**Exercise brief**:
Copy every line with the string "Vorgesehene" in it.

**Raw data**:
________
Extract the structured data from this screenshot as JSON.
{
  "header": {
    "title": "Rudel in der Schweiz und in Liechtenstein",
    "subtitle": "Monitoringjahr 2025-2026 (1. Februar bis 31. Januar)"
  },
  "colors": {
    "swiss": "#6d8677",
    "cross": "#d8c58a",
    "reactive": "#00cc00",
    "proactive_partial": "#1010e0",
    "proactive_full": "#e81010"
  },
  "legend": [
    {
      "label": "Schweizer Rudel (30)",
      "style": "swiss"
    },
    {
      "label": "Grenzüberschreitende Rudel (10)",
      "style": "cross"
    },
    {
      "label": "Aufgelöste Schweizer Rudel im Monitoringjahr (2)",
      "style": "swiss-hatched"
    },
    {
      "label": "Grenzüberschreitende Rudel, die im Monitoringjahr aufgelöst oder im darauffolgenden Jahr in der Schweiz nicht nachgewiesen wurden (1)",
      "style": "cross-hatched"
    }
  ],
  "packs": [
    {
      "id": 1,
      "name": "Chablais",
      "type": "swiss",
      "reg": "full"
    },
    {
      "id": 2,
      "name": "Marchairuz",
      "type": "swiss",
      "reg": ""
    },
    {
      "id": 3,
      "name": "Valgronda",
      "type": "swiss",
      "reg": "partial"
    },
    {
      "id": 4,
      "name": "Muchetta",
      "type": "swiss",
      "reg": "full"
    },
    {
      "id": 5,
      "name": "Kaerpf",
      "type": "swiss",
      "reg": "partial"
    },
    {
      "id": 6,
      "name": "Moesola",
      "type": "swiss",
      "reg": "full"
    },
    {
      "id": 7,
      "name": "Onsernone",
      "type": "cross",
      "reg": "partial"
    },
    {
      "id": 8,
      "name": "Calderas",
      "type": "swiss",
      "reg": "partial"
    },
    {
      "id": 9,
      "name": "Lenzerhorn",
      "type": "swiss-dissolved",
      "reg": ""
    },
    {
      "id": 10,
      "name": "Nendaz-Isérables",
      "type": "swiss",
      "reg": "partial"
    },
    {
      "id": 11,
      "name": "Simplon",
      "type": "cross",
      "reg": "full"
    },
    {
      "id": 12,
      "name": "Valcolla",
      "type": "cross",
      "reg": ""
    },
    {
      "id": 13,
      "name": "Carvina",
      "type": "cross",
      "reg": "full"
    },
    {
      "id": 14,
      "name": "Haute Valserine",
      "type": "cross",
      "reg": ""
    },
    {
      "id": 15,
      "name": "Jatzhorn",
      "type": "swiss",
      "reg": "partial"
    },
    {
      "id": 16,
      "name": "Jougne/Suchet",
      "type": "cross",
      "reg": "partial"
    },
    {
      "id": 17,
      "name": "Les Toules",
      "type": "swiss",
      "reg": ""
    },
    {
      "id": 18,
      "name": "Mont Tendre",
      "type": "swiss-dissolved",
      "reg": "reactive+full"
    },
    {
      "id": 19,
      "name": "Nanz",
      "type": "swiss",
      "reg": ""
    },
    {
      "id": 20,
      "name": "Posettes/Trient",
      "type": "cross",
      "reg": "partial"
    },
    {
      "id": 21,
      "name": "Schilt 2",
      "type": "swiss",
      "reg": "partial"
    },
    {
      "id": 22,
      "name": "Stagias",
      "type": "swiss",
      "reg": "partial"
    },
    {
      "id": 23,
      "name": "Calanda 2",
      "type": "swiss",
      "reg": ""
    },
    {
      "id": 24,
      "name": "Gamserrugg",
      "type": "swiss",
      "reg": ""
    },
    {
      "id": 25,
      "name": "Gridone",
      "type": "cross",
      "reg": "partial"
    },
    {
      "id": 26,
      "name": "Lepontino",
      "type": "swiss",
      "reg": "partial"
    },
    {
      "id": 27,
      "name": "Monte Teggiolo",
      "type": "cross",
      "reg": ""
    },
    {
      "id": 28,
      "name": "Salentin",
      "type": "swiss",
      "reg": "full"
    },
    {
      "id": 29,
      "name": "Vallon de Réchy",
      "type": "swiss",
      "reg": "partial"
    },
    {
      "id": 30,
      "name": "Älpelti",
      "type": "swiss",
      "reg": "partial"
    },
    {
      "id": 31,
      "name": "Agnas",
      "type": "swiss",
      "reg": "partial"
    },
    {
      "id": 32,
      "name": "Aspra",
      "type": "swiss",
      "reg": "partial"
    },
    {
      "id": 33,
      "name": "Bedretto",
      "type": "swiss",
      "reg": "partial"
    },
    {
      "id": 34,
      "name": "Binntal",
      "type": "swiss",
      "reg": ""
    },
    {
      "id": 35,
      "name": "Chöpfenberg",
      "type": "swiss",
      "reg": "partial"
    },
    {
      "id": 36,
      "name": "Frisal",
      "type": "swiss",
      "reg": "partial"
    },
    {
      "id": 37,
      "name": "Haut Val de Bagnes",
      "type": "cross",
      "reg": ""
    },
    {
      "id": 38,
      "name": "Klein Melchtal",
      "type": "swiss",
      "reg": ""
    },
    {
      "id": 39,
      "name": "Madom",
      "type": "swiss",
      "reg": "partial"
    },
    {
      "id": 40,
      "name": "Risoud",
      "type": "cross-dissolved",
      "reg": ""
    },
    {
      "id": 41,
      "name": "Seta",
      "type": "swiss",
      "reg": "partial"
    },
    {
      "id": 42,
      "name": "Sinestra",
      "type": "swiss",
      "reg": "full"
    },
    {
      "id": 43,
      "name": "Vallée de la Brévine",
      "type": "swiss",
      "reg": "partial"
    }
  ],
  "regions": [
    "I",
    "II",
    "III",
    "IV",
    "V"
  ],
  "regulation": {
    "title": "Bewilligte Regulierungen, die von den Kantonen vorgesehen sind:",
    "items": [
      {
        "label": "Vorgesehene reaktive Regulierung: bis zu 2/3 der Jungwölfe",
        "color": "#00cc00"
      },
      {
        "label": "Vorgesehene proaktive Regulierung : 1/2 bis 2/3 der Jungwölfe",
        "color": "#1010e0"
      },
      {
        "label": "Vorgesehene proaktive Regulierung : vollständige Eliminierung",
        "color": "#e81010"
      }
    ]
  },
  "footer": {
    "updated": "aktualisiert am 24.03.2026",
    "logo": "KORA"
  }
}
________
**Reply to the task**:
        "label": "Vorgesehene reaktive Regulierung: bis zu 2/3 der Jungwölfe",
        "label": "Vorgesehene proaktive Regulierung : 1/2 bis 2/3 der Jungwölfe",
        "label": "Vorgesehene proaktive Regulierung : vollständige Eliminierung",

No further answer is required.